* **Working data**
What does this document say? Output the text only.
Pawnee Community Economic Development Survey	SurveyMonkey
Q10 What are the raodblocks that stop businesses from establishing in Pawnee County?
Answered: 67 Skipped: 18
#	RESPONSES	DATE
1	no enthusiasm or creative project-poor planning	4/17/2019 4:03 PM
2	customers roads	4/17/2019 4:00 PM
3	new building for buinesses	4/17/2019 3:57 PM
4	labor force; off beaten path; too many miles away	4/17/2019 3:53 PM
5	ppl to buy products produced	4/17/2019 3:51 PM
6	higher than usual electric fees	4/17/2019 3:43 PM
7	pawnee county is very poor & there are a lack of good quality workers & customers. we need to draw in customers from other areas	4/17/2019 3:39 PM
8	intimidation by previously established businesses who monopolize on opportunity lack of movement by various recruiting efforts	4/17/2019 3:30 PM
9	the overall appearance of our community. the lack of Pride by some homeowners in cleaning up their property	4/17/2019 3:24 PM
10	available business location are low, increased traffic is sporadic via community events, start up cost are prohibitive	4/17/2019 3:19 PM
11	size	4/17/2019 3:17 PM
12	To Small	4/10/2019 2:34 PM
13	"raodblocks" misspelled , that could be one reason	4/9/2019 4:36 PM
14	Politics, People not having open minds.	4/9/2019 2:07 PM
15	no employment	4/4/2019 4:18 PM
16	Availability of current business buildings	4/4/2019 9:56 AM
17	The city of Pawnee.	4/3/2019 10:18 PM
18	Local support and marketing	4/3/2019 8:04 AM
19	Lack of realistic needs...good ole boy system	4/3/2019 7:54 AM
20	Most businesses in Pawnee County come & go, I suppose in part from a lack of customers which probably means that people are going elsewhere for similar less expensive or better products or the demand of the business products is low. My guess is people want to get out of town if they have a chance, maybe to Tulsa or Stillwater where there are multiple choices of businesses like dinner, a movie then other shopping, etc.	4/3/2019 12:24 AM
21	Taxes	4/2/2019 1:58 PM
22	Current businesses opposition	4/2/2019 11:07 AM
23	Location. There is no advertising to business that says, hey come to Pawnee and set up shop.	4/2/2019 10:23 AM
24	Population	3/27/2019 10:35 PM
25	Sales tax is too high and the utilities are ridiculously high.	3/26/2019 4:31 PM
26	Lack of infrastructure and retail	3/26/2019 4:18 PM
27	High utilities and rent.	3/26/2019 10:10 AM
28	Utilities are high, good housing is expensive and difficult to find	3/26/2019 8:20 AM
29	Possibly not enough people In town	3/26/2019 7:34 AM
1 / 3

* **The request**
Take every line from the data above that holds "poor" and copy it out.

* **Written response**
1	no enthusiasm or creative project-poor planning	4/17/2019 4:03 PM
7	pawnee county is very poor & there are a lack of good quality workers & customers. we need to draw in customers from other areas	4/17/2019 3:39 PM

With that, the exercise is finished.